# [Objective]
Copy the lines below as they are; omit the images they contain.

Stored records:
= = = = =

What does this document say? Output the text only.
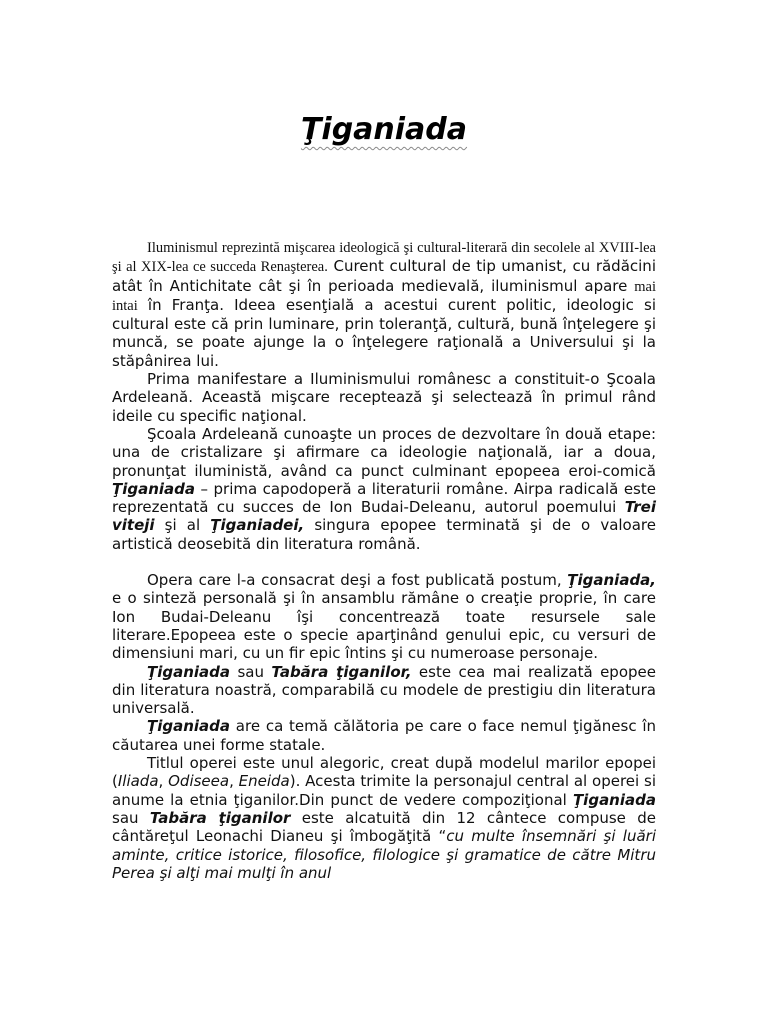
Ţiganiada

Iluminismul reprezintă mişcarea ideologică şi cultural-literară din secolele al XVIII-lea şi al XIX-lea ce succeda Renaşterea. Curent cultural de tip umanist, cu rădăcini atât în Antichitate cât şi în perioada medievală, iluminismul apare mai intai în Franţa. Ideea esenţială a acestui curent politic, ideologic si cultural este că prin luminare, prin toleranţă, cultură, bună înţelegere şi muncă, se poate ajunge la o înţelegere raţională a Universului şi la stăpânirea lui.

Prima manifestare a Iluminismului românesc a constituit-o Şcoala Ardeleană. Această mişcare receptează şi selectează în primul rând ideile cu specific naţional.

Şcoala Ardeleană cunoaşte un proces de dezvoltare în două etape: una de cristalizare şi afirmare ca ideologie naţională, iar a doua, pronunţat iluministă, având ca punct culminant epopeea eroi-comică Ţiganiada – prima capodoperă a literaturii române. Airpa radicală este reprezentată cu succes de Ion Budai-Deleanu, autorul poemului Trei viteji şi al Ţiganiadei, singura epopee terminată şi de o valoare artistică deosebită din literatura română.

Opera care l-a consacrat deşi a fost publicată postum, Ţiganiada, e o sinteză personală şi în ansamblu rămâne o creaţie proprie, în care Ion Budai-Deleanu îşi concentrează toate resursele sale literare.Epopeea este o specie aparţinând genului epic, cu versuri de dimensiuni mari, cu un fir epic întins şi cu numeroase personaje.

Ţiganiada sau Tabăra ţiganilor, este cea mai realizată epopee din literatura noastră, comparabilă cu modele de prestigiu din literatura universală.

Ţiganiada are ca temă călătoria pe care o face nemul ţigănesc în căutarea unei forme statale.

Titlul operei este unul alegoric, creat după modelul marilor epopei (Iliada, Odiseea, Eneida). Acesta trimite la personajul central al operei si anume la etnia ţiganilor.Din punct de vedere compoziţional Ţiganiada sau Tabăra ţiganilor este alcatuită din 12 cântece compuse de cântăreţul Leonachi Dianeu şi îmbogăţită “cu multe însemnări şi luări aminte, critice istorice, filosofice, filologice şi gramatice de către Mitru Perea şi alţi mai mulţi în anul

= = = = =

# [Exercise answer]
What does this document say? Output the text only.
Ţiganiada

Iluminismul reprezintă mişcarea ideologică şi cultural-literară din secolele al XVIII-lea şi al XIX-lea ce succeda Renaşterea. Curent cultural de tip umanist, cu rădăcini atât în Antichitate cât şi în perioada medievală, iluminismul apare mai intai în Franţa. Ideea esenţială a acestui curent politic, ideologic si cultural este că prin luminare, prin toleranţă, cultură, bună înţelegere şi muncă, se poate ajunge la o înţelegere raţională a Universului şi la stăpânirea lui.

Prima manifestare a Iluminismului românesc a constituit-o Şcoala Ardeleană. Această mişcare receptează şi selectează în primul rând ideile cu specific naţional.

Şcoala Ardeleană cunoaşte un proces de dezvoltare în două etape: una de cristalizare şi afirmare ca ideologie naţională, iar a doua, pronunţat iluministă, având ca punct culminant epopeea eroi-comică Ţiganiada – prima capodoperă a literaturii române. Airpa radicală este reprezentată cu succes de Ion Budai-Deleanu, autorul poemului Trei viteji şi al Ţiganiadei, singura epopee terminată şi de o valoare artistică deosebită din literatura română.

Opera care l-a consacrat deşi a fost publicată postum, Ţiganiada, e o sinteză personală şi în ansamblu rămâne o creaţie proprie, în care Ion Budai-Deleanu îşi concentrează toate resursele sale literare.Epopeea este o specie aparţinând genului epic, cu versuri de dimensiuni mari, cu un fir epic întins şi cu numeroase personaje.

Ţiganiada sau Tabăra ţiganilor, este cea mai realizată epopee din literatura noastră, comparabilă cu modele de prestigiu din literatura universală.

Ţiganiada are ca temă călătoria pe care o face nemul ţigănesc în căutarea unei forme statale.

Titlul operei este unul alegoric, creat după modelul marilor epopei (Iliada, Odiseea, Eneida). Acesta trimite la personajul central al operei si anume la etnia ţiganilor.Din punct de vedere compoziţional Ţiganiada sau Tabăra ţiganilor este alcatuită din 12 cântece compuse de cântăreţul Leonachi Dianeu şi îmbogăţită “cu multe însemnări şi luări aminte, critice istorice, filosofice, filologice şi gramatice de către Mitru Perea şi alţi mai mulţi în anul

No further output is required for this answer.